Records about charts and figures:
* * *
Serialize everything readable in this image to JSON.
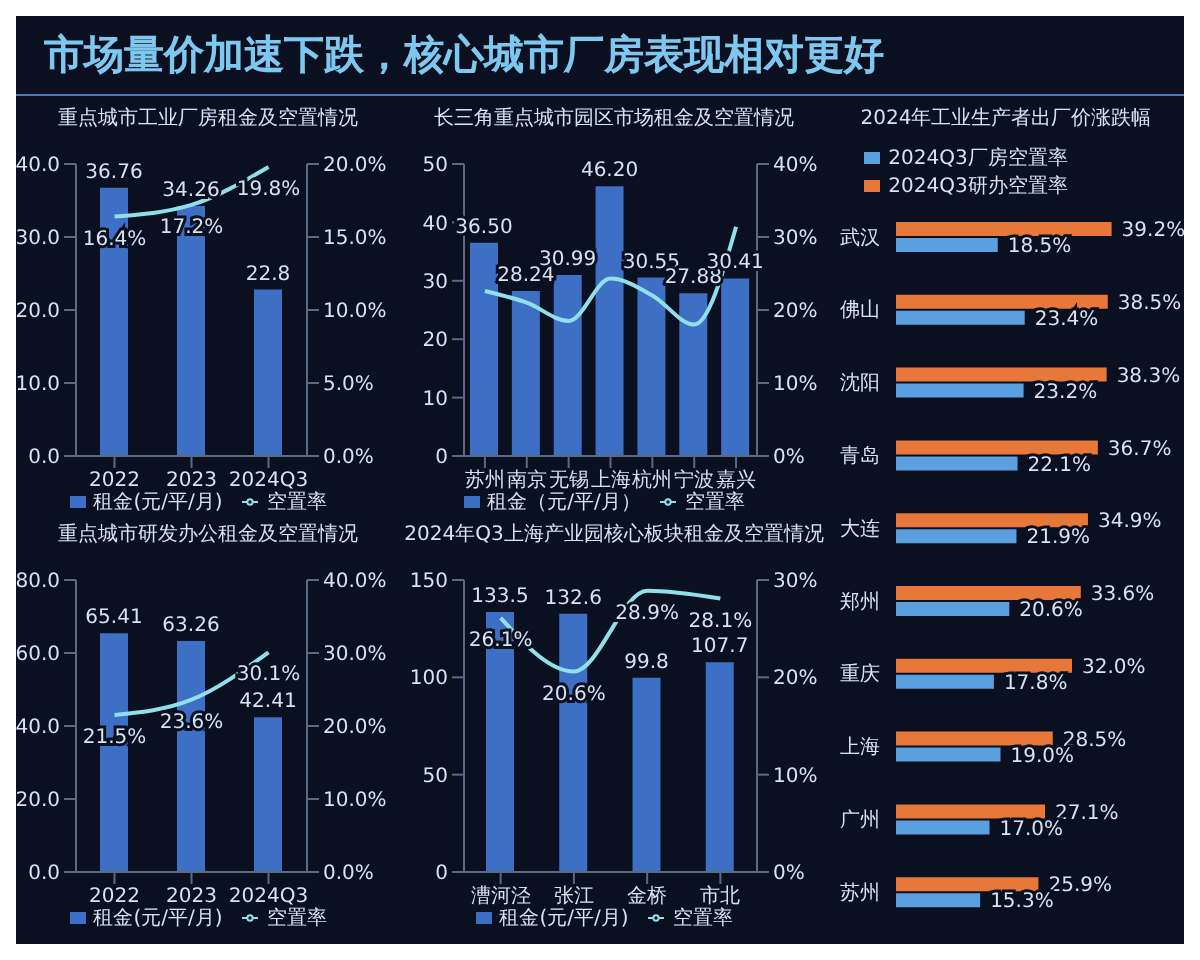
{
  "chart_data": [
    {
      "type": "other",
      "title": "市场量价加速下跌，核心城市厂房表现相对更好"
    },
    {
      "type": "bar",
      "title": "重点城市工业厂房租金及空置情况",
      "categories": [
        "2022",
        "2023",
        "2024Q3"
      ],
      "legend": "bottom",
      "marker": "none",
      "series": [
        {
          "name": "租金(元/平/月)",
          "type": "bar",
          "color": "#3d6fc4",
          "values": [
            36.76,
            34.26,
            22.8
          ],
          "value_labels": [
            "36.76",
            "34.26",
            "22.8"
          ]
        },
        {
          "name": "空置率",
          "type": "line",
          "axis": "y2",
          "color": "#8fe0ea",
          "values": [
            16.4,
            17.2,
            19.8
          ],
          "value_labels": [
            "16.4%",
            "17.2%",
            "19.8%"
          ]
        }
      ],
      "ylim": [
        0,
        40
      ],
      "yticks": [
        {
          "value": 0,
          "label": "0.0"
        },
        {
          "value": 10,
          "label": "10.0"
        },
        {
          "value": 20,
          "label": "20.0"
        },
        {
          "value": 30,
          "label": "30.0"
        },
        {
          "value": 40,
          "label": "40.0"
        }
      ],
      "y2lim": [
        0,
        20
      ],
      "y2ticks": [
        {
          "value": 0,
          "label": "0.0%"
        },
        {
          "value": 5,
          "label": "5.0%"
        },
        {
          "value": 10,
          "label": "10.0%"
        },
        {
          "value": 15,
          "label": "15.0%"
        },
        {
          "value": 20,
          "label": "20.0%"
        }
      ]
    },
    {
      "type": "bar",
      "title": "重点城市研发办公租金及空置情况",
      "categories": [
        "2022",
        "2023",
        "2024Q3"
      ],
      "legend": "bottom",
      "marker": "none",
      "series": [
        {
          "name": "租金(元/平/月)",
          "type": "bar",
          "color": "#3d6fc4",
          "values": [
            65.41,
            63.26,
            42.41
          ],
          "value_labels": [
            "65.41",
            "63.26",
            "42.41"
          ]
        },
        {
          "name": "空置率",
          "type": "line",
          "axis": "y2",
          "color": "#8fe0ea",
          "values": [
            21.5,
            23.6,
            30.1
          ],
          "value_labels": [
            "21.5%",
            "23.6%",
            "30.1%"
          ]
        }
      ],
      "ylim": [
        0,
        80
      ],
      "yticks": [
        {
          "value": 0,
          "label": "0.0"
        },
        {
          "value": 20,
          "label": "20.0"
        },
        {
          "value": 40,
          "label": "40.0"
        },
        {
          "value": 60,
          "label": "60.0"
        },
        {
          "value": 80,
          "label": "80.0"
        }
      ],
      "y2lim": [
        0,
        40
      ],
      "y2ticks": [
        {
          "value": 0,
          "label": "0.0%"
        },
        {
          "value": 10,
          "label": "10.0%"
        },
        {
          "value": 20,
          "label": "20.0%"
        },
        {
          "value": 30,
          "label": "30.0%"
        },
        {
          "value": 40,
          "label": "40.0%"
        }
      ]
    },
    {
      "type": "bar",
      "title": "长三角重点城市园区市场租金及空置情况",
      "categories": [
        "苏州",
        "南京",
        "无锡",
        "上海",
        "杭州",
        "宁波",
        "嘉兴"
      ],
      "legend": "bottom",
      "marker": "none",
      "series": [
        {
          "name": "租金（元/平/月）",
          "type": "bar",
          "color": "#3d6fc4",
          "values": [
            36.5,
            28.24,
            30.99,
            46.2,
            30.55,
            27.88,
            30.41
          ],
          "value_labels": [
            "36.50",
            "28.24",
            "30.99",
            "46.20",
            "30.55",
            "27.88",
            "30.41"
          ]
        },
        {
          "name": "空置率",
          "type": "line",
          "axis": "y2",
          "color": "#8fe0ea",
          "values": [
            22.6,
            21,
            18.5,
            24.3,
            22,
            18,
            31.4
          ]
        }
      ],
      "ylim": [
        0,
        50
      ],
      "yticks": [
        0,
        10,
        20,
        30,
        40,
        50
      ],
      "y2lim": [
        0,
        40
      ],
      "y2ticks": [
        {
          "value": 0,
          "label": "0%"
        },
        {
          "value": 10,
          "label": "10%"
        },
        {
          "value": 20,
          "label": "20%"
        },
        {
          "value": 30,
          "label": "30%"
        },
        {
          "value": 40,
          "label": "40%"
        }
      ]
    },
    {
      "type": "bar",
      "title": "2024年Q3上海产业园核心板块租金及空置情况",
      "categories": [
        "漕河泾",
        "张江",
        "金桥",
        "市北"
      ],
      "legend": "bottom",
      "marker": "none",
      "series": [
        {
          "name": "租金(元/平/月)",
          "type": "bar",
          "color": "#3d6fc4",
          "values": [
            133.5,
            132.6,
            99.8,
            107.7
          ],
          "value_labels": [
            "133.5",
            "132.6",
            "99.8",
            "107.7"
          ]
        },
        {
          "name": "空置率",
          "type": "line",
          "axis": "y2",
          "color": "#8fe0ea",
          "values": [
            26.1,
            20.6,
            28.9,
            28.1
          ],
          "value_labels": [
            "26.1%",
            "20.6%",
            "28.9%",
            "28.1%"
          ]
        }
      ],
      "ylim": [
        0,
        150
      ],
      "yticks": [
        0,
        50,
        100,
        150
      ],
      "y2lim": [
        0,
        30
      ],
      "y2ticks": [
        {
          "value": 0,
          "label": "0%"
        },
        {
          "value": 10,
          "label": "10%"
        },
        {
          "value": 20,
          "label": "20%"
        },
        {
          "value": 30,
          "label": "30%"
        }
      ]
    },
    {
      "type": "bar",
      "title": "2024年工业生产者出厂价涨跌幅",
      "orientation": "horizontal",
      "legend": "top",
      "tick_labels": "y",
      "categories": [
        "武汉",
        "佛山",
        "沈阳",
        "青岛",
        "大连",
        "郑州",
        "重庆",
        "上海",
        "广州",
        "苏州"
      ],
      "series": [
        {
          "name": "2024Q3研办空置率",
          "color": "#e8773a",
          "values": [
            39.2,
            38.5,
            38.3,
            36.7,
            34.9,
            33.6,
            32.0,
            28.5,
            27.1,
            25.9
          ],
          "value_labels": [
            "39.2%",
            "38.5%",
            "38.3%",
            "36.7%",
            "34.9%",
            "33.6%",
            "32.0%",
            "28.5%",
            "27.1%",
            "25.9%"
          ]
        },
        {
          "name": "2024Q3厂房空置率",
          "color": "#5aa0e0",
          "values": [
            18.5,
            23.4,
            23.2,
            22.1,
            21.9,
            20.6,
            17.8,
            19.0,
            17.0,
            15.3
          ],
          "value_labels": [
            "18.5%",
            "23.4%",
            "23.2%",
            "22.1%",
            "21.9%",
            "20.6%",
            "17.8%",
            "19.0%",
            "17.0%",
            "15.3%"
          ]
        }
      ]
    }
  ]
}
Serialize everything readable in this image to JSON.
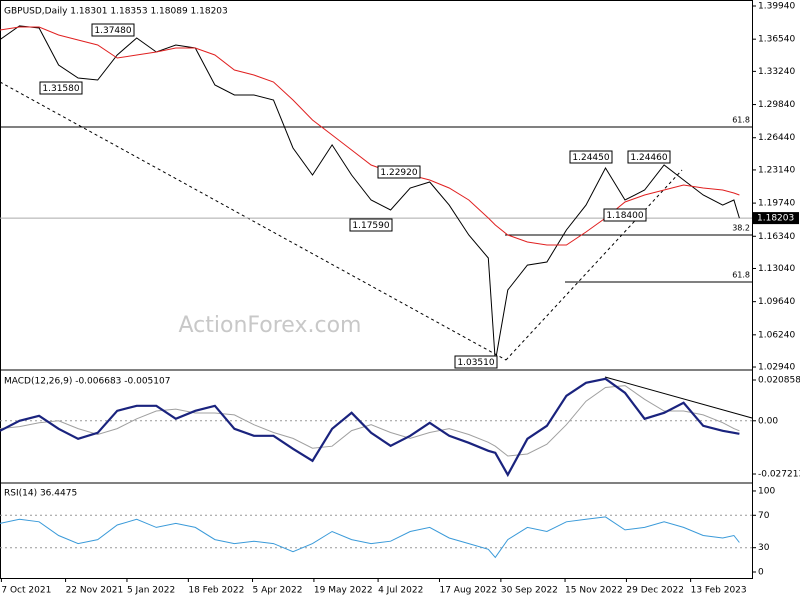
{
  "chart_data": [
    {
      "type": "line",
      "title": "GBPUSD,Daily  1.18301 1.18353 1.18089 1.18203",
      "watermark": "ActionForex.com",
      "xlim": [
        "2021-10-06",
        "2023-03-29"
      ],
      "ylim": [
        1.0284,
        1.4035
      ],
      "yticks": [
        {
          "value": 1.3994,
          "label": "1.39940"
        },
        {
          "value": 1.3654,
          "label": "1.36540"
        },
        {
          "value": 1.3324,
          "label": "1.33240"
        },
        {
          "value": 1.2984,
          "label": "1.29840"
        },
        {
          "value": 1.2644,
          "label": "1.26440"
        },
        {
          "value": 1.2314,
          "label": "1.23140"
        },
        {
          "value": 1.1974,
          "label": "1.19740"
        },
        {
          "value": 1.1634,
          "label": "1.16340"
        },
        {
          "value": 1.1304,
          "label": "1.13040"
        },
        {
          "value": 1.0964,
          "label": "1.09640"
        },
        {
          "value": 1.0624,
          "label": "1.06240"
        },
        {
          "value": 1.0294,
          "label": "1.02940"
        }
      ],
      "x": [
        "2021-10-06",
        "2021-10-20",
        "2021-11-03",
        "2021-11-17",
        "2021-12-01",
        "2021-12-15",
        "2021-12-29",
        "2022-01-12",
        "2022-01-26",
        "2022-02-09",
        "2022-02-23",
        "2022-03-09",
        "2022-03-23",
        "2022-04-06",
        "2022-04-20",
        "2022-05-04",
        "2022-05-18",
        "2022-06-01",
        "2022-06-15",
        "2022-06-29",
        "2022-07-13",
        "2022-07-27",
        "2022-08-10",
        "2022-08-24",
        "2022-09-07",
        "2022-09-21",
        "2022-09-26",
        "2022-10-05",
        "2022-10-19",
        "2022-11-02",
        "2022-11-16",
        "2022-11-30",
        "2022-12-14",
        "2022-12-28",
        "2023-01-11",
        "2023-01-25",
        "2023-02-08",
        "2023-02-22",
        "2023-03-08",
        "2023-03-16",
        "2023-03-20"
      ],
      "series": [
        {
          "name": "GBPUSD",
          "color": "#000000",
          "values": [
            1.365,
            1.379,
            1.3769,
            1.3389,
            1.3256,
            1.3236,
            1.3492,
            1.3666,
            1.3523,
            1.3594,
            1.3564,
            1.3184,
            1.3082,
            1.3082,
            1.3031,
            1.2539,
            1.2262,
            1.257,
            1.2262,
            1.2006,
            1.1903,
            1.2129,
            1.219,
            1.1954,
            1.1647,
            1.1411,
            1.0351,
            1.1083,
            1.1339,
            1.137,
            1.1698,
            1.1954,
            1.2334,
            1.2006,
            1.2108,
            1.2364,
            1.2211,
            1.2057,
            1.1954,
            1.2006,
            1.18203
          ]
        },
        {
          "name": "MA",
          "color": "#e02020",
          "values": [
            1.3748,
            1.3779,
            1.3779,
            1.3697,
            1.3646,
            1.3594,
            1.3461,
            1.3492,
            1.3523,
            1.3564,
            1.3564,
            1.3492,
            1.3338,
            1.3287,
            1.3215,
            1.3031,
            1.2826,
            1.2672,
            1.2518,
            1.2364,
            1.2293,
            1.2262,
            1.2211,
            1.2129,
            1.2006,
            1.1821,
            1.175,
            1.1647,
            1.1575,
            1.1545,
            1.1545,
            1.1678,
            1.1821,
            1.1985,
            1.2057,
            1.2108,
            1.216,
            1.2129,
            1.2108,
            1.2078,
            1.2057
          ]
        }
      ],
      "annotations": [
        "1.37480",
        "1.31580",
        "1.22920",
        "1.17590",
        "1.03510",
        "1.24450",
        "1.24460",
        "1.18400"
      ],
      "levels": [
        {
          "value": 1.2754,
          "label": "61.8"
        },
        {
          "value": 1.1647,
          "label": "38.2"
        },
        {
          "value": 1.1165,
          "label": "61.8"
        }
      ],
      "last": {
        "value": 1.18203,
        "label": "1.18203"
      }
    },
    {
      "type": "line",
      "title": "MACD(12,26,9) -0.006683 -0.005107",
      "xlim": [
        "2021-10-06",
        "2023-03-29"
      ],
      "ylim": [
        -0.03131,
        0.02495
      ],
      "grid": "inner",
      "yticks": [
        0.020858,
        {
          "value": 0,
          "label": "0.00"
        },
        -0.027213
      ],
      "x": [
        "2021-10-06",
        "2021-10-20",
        "2021-11-03",
        "2021-11-17",
        "2021-12-01",
        "2021-12-15",
        "2021-12-29",
        "2022-01-12",
        "2022-01-26",
        "2022-02-09",
        "2022-02-23",
        "2022-03-09",
        "2022-03-23",
        "2022-04-06",
        "2022-04-20",
        "2022-05-04",
        "2022-05-18",
        "2022-06-01",
        "2022-06-15",
        "2022-06-29",
        "2022-07-13",
        "2022-07-27",
        "2022-08-10",
        "2022-08-24",
        "2022-09-07",
        "2022-09-21",
        "2022-09-26",
        "2022-10-05",
        "2022-10-19",
        "2022-11-02",
        "2022-11-16",
        "2022-11-30",
        "2022-12-14",
        "2022-12-28",
        "2023-01-11",
        "2023-01-25",
        "2023-02-08",
        "2023-02-22",
        "2023-03-08",
        "2023-03-16",
        "2023-03-20"
      ],
      "series": [
        {
          "name": "Signal",
          "color": "#a0a0a0",
          "values": [
            -0.004,
            -0.003,
            -0.001,
            0,
            -0.004,
            -0.007,
            -0.004,
            0.001,
            0.005,
            0.006,
            0.004,
            0.004,
            0.003,
            -0.002,
            -0.006,
            -0.009,
            -0.014,
            -0.013,
            -0.005,
            -0.002,
            -0.006,
            -0.009,
            -0.006,
            -0.004,
            -0.007,
            -0.011,
            -0.013,
            -0.018,
            -0.017,
            -0.012,
            -0.002,
            0.01,
            0.017,
            0.018,
            0.011,
            0.005,
            0.005,
            0.003,
            -0.001,
            -0.004,
            -0.005107
          ]
        },
        {
          "name": "MACD",
          "color": "#1a237e",
          "values": [
            -0.00512,
            0,
            0.00256,
            -0.00409,
            -0.00921,
            -0.00614,
            0.00512,
            0.00767,
            0.00767,
            0.00102,
            0.00512,
            0.00767,
            -0.00409,
            -0.00767,
            -0.00767,
            -0.01432,
            -0.02046,
            -0.00409,
            0.00409,
            -0.00614,
            -0.01279,
            -0.00767,
            -0.00102,
            -0.00767,
            -0.01125,
            -0.01535,
            -0.01637,
            -0.02762,
            -0.00921,
            -0.00256,
            0.01279,
            0.01944,
            0.02148,
            0.01432,
            0.00102,
            0.00409,
            0.00921,
            -0.00256,
            -0.00512,
            -0.00614,
            -0.006683
          ]
        }
      ]
    },
    {
      "type": "line",
      "title": "RSI(14) 36.4475",
      "xlim": [
        "2021-10-06",
        "2023-03-29"
      ],
      "ylim": [
        -7.4,
        108.6
      ],
      "grid": "inner",
      "yticks": [
        100,
        70,
        30,
        0
      ],
      "xticks": [
        {
          "value": "2021-10-07",
          "label": "7 Oct 2021"
        },
        {
          "value": "2021-11-22",
          "label": "22 Nov 2021"
        },
        {
          "value": "2022-01-05",
          "label": "5 Jan 2022"
        },
        {
          "value": "2022-02-18",
          "label": "18 Feb 2022"
        },
        {
          "value": "2022-04-05",
          "label": "5 Apr 2022"
        },
        {
          "value": "2022-05-19",
          "label": "19 May 2022"
        },
        {
          "value": "2022-07-04",
          "label": "4 Jul 2022"
        },
        {
          "value": "2022-08-17",
          "label": "17 Aug 2022"
        },
        {
          "value": "2022-09-30",
          "label": "30 Sep 2022"
        },
        {
          "value": "2022-11-15",
          "label": "15 Nov 2022"
        },
        {
          "value": "2022-12-29",
          "label": "29 Dec 2022"
        },
        {
          "value": "2023-02-13",
          "label": "13 Feb 2023"
        }
      ],
      "x": [
        "2021-10-06",
        "2021-10-20",
        "2021-11-03",
        "2021-11-17",
        "2021-12-01",
        "2021-12-15",
        "2021-12-29",
        "2022-01-12",
        "2022-01-26",
        "2022-02-09",
        "2022-02-23",
        "2022-03-09",
        "2022-03-23",
        "2022-04-06",
        "2022-04-20",
        "2022-05-04",
        "2022-05-18",
        "2022-06-01",
        "2022-06-15",
        "2022-06-29",
        "2022-07-13",
        "2022-07-27",
        "2022-08-10",
        "2022-08-24",
        "2022-09-07",
        "2022-09-21",
        "2022-09-26",
        "2022-10-05",
        "2022-10-19",
        "2022-11-02",
        "2022-11-16",
        "2022-11-30",
        "2022-12-14",
        "2022-12-28",
        "2023-01-11",
        "2023-01-25",
        "2023-02-08",
        "2023-02-22",
        "2023-03-08",
        "2023-03-16",
        "2023-03-20"
      ],
      "series": [
        {
          "name": "RSI",
          "color": "#3a9ad9",
          "values": [
            60,
            65,
            62,
            45,
            35,
            40,
            58,
            65,
            55,
            60,
            55,
            40,
            35,
            38,
            35,
            25,
            35,
            50,
            40,
            35,
            38,
            50,
            55,
            42,
            35,
            28,
            18,
            40,
            55,
            50,
            62,
            65,
            68,
            52,
            55,
            62,
            55,
            45,
            42,
            45,
            36.4475
          ]
        }
      ]
    }
  ]
}
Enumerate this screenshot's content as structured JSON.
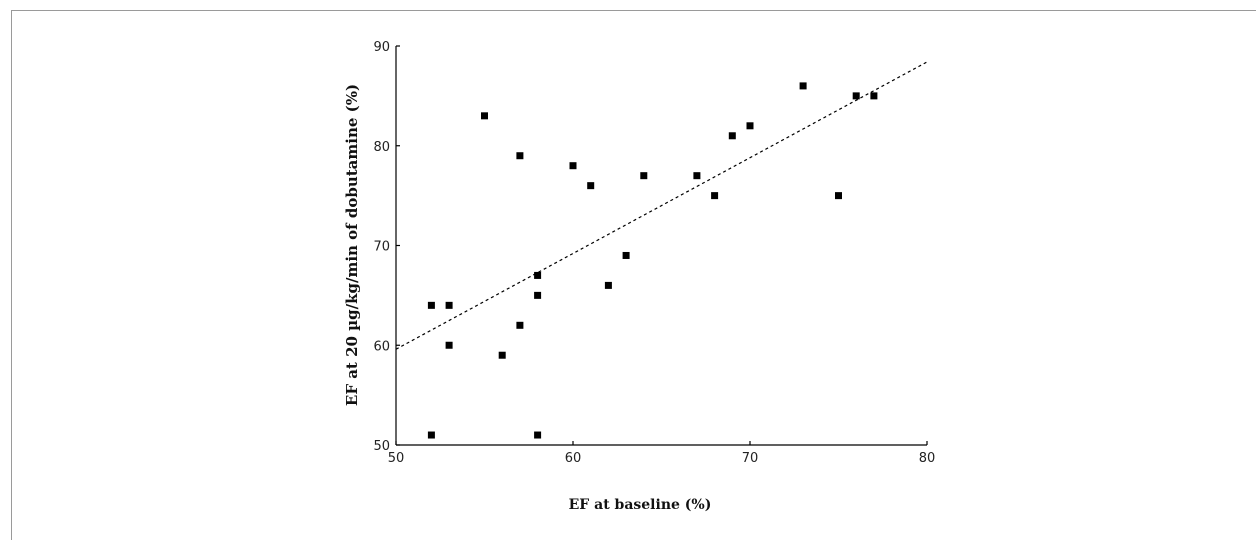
* * *
--- Set task ---
Lines that hold "GBPUSD" are the ones to copy; find all of them.

--- Solution for this exercise ---
      "title": "GBPUSD,Daily  1.18301 1.18353 1.18089 1.18203",
          "name": "GBPUSD",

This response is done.